--- start RECORDS FOR THIS TASK ---
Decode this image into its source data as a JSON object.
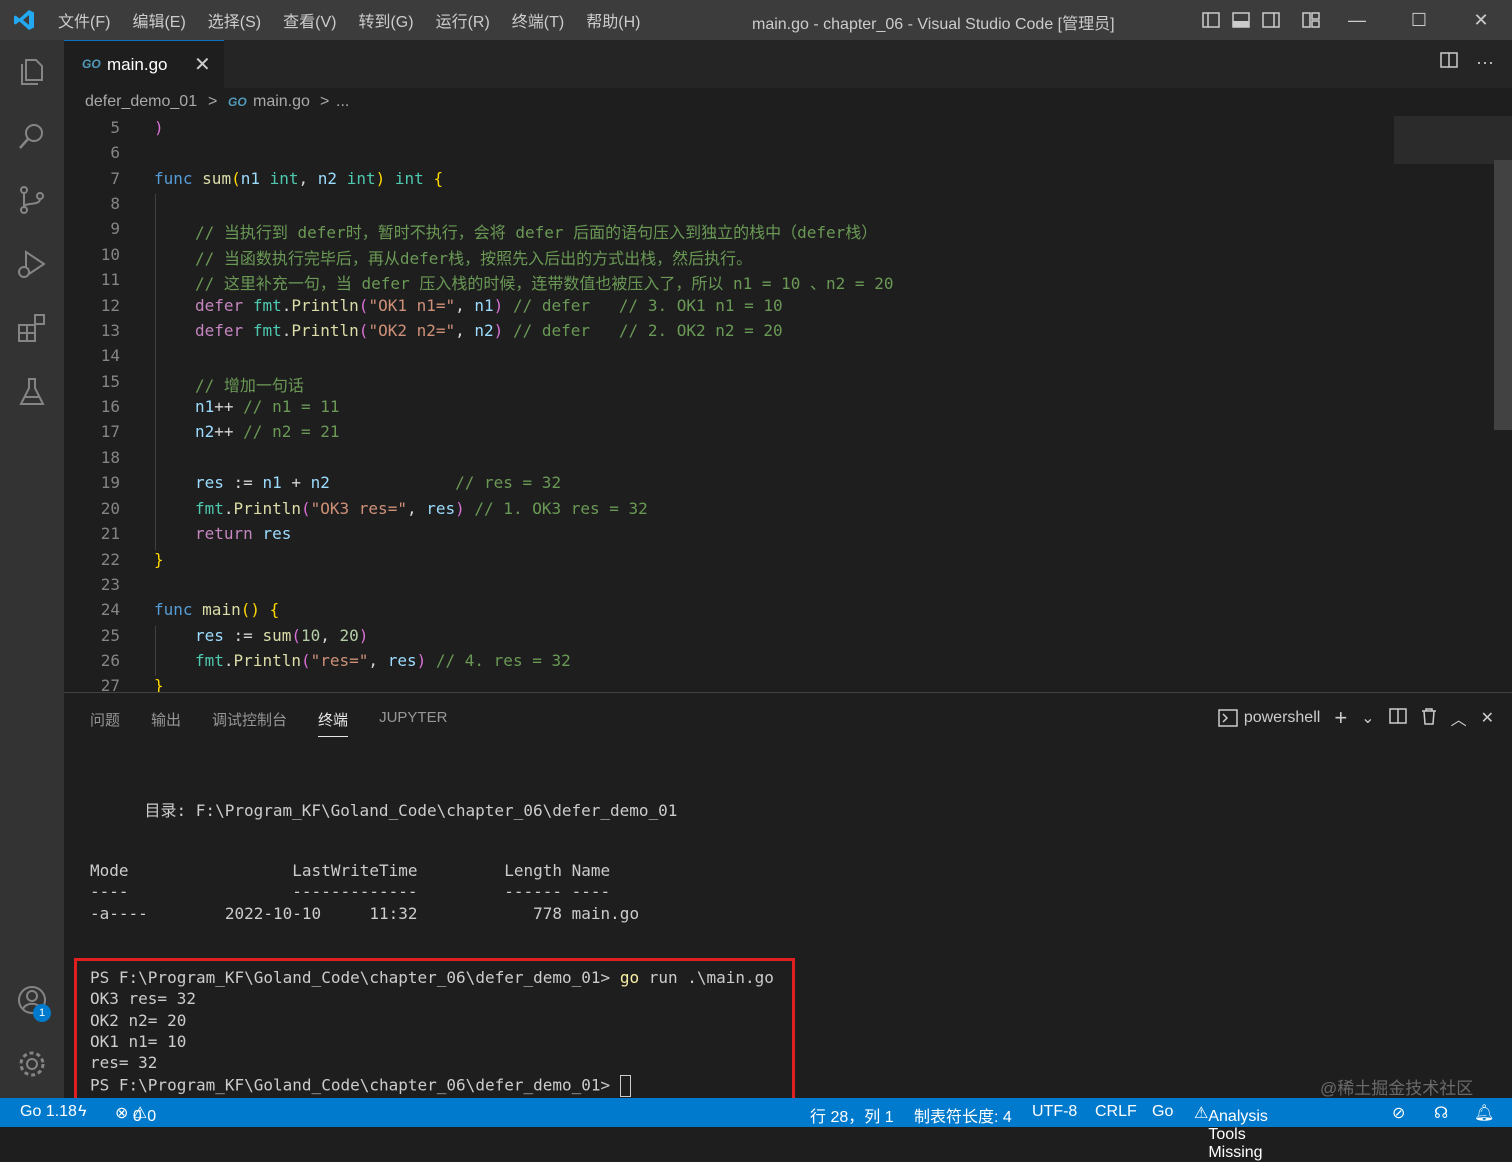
{
  "titlebar": {
    "menus": [
      "文件(F)",
      "编辑(E)",
      "选择(S)",
      "查看(V)",
      "转到(G)",
      "运行(R)",
      "终端(T)",
      "帮助(H)"
    ],
    "title": "main.go - chapter_06 - Visual Studio Code [管理员]"
  },
  "tabs": {
    "go_badge": "GO",
    "active_tab": "main.go"
  },
  "breadcrumb": {
    "folder": "defer_demo_01",
    "file": "main.go",
    "ellipsis": "..."
  },
  "editor": {
    "line_numbers": [
      "5",
      "6",
      "7",
      "8",
      "9",
      "10",
      "11",
      "12",
      "13",
      "14",
      "15",
      "16",
      "17",
      "18",
      "19",
      "20",
      "21",
      "22",
      "23",
      "24",
      "25",
      "26",
      "27"
    ],
    "comment9": "// 当执行到 defer时，暂时不执行，会将 defer 后面的语句压入到独立的栈中（defer栈）",
    "comment10": "// 当函数执行完毕后，再从defer栈，按照先入后出的方式出栈，然后执行。",
    "comment11": "// 这里补充一句，当 defer 压入栈的时候，连带数值也被压入了，所以 n1 = 10 、n2 = 20",
    "comment15": "// 增加一句话"
  },
  "panel": {
    "tabs": [
      "问题",
      "输出",
      "调试控制台",
      "终端",
      "JUPYTER"
    ],
    "shell": "powershell",
    "terminal_lines": [
      "    目录: F:\\Program_KF\\Goland_Code\\chapter_06\\defer_demo_01",
      "Mode                 LastWriteTime         Length Name",
      "----                 -------------         ------ ----",
      "-a----        2022-10-10     11:32            778 main.go",
      "PS F:\\Program_KF\\Goland_Code\\chapter_06\\defer_demo_01> ",
      "OK3 res= 32",
      "OK2 n2= 20",
      "OK1 n1= 10",
      "res= 32",
      "PS F:\\Program_KF\\Goland_Code\\chapter_06\\defer_demo_01> "
    ],
    "cmd_go": "go",
    "cmd_rest": " run .\\main.go"
  },
  "statusbar": {
    "go_version": "Go 1.18",
    "errors": "0",
    "warnings": "0",
    "position": "行 28，列 1",
    "tab_size": "制表符长度: 4",
    "encoding": "UTF-8",
    "eol": "CRLF",
    "language": "Go",
    "analysis": "Analysis Tools Missing"
  },
  "activity": {
    "accounts_badge": "1"
  },
  "watermark": "@稀土掘金技术社区",
  "colors": {
    "accent": "#007acc",
    "highlight_box": "#e02020"
  }
}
--- end RECORDS FOR THIS TASK ---
WHAT IS EXPECTED:
Only a number is wanted: how many lines contain "main"?

ANSWER FOR THE TASK:
5